# [Problem]
Copy every line of the entries that includes the word "tooth".

# [Excerpted records]
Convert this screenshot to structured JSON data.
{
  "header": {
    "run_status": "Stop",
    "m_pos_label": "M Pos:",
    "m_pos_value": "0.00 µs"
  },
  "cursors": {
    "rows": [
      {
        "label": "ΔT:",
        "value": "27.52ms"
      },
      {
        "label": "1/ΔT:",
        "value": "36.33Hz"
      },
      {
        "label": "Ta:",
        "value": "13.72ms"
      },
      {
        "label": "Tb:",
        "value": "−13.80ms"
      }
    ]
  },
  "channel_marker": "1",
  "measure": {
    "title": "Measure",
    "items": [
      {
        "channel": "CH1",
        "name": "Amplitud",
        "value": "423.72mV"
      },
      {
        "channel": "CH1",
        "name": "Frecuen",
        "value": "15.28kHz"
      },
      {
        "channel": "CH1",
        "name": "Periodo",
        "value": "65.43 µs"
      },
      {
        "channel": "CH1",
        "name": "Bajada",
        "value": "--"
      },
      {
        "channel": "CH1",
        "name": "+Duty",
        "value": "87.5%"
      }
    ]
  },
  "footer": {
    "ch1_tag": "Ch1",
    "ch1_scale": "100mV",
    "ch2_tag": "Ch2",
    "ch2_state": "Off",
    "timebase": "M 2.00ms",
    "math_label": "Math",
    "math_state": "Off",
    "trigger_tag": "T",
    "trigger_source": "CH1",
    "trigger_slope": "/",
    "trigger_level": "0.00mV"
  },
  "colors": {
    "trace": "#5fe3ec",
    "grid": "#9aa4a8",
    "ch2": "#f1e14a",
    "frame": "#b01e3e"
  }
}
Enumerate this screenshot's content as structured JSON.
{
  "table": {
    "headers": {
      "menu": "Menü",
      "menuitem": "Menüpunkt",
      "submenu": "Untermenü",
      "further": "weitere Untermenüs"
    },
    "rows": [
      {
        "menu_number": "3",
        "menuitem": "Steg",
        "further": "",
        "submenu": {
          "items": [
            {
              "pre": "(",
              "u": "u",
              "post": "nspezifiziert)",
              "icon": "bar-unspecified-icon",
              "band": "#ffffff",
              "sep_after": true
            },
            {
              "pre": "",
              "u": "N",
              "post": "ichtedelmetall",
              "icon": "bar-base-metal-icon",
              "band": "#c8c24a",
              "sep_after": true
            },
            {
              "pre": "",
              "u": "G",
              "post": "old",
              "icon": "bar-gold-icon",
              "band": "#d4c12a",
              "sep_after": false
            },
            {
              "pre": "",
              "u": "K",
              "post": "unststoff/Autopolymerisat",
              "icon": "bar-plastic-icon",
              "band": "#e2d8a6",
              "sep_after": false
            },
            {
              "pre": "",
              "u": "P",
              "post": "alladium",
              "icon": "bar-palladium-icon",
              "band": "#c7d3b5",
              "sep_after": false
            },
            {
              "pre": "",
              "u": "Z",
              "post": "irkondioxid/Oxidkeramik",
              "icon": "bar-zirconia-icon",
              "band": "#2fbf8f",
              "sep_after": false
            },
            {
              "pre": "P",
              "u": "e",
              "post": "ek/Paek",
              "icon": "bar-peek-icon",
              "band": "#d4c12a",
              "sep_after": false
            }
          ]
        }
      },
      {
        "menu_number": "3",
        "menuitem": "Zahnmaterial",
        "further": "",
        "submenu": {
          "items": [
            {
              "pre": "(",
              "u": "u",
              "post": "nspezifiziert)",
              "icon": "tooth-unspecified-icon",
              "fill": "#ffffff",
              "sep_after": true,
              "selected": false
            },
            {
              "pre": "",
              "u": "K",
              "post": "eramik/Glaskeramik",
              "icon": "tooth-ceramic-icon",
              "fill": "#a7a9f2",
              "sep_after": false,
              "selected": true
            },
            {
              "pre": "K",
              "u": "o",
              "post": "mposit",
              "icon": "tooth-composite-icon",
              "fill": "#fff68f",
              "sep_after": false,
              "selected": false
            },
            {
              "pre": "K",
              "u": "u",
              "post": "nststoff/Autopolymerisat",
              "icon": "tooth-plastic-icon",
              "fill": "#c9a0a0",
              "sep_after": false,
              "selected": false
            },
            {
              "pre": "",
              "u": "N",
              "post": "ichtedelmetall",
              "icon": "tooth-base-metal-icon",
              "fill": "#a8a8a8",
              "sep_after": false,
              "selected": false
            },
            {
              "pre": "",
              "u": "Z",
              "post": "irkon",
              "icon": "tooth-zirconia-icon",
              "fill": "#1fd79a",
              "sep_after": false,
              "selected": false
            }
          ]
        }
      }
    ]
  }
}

# [Task solution]
              "icon": "tooth-unspecified-icon",
              "icon": "tooth-ceramic-icon",
              "icon": "tooth-composite-icon",
              "icon": "tooth-plastic-icon",
              "icon": "tooth-base-metal-icon",
              "icon": "tooth-zirconia-icon",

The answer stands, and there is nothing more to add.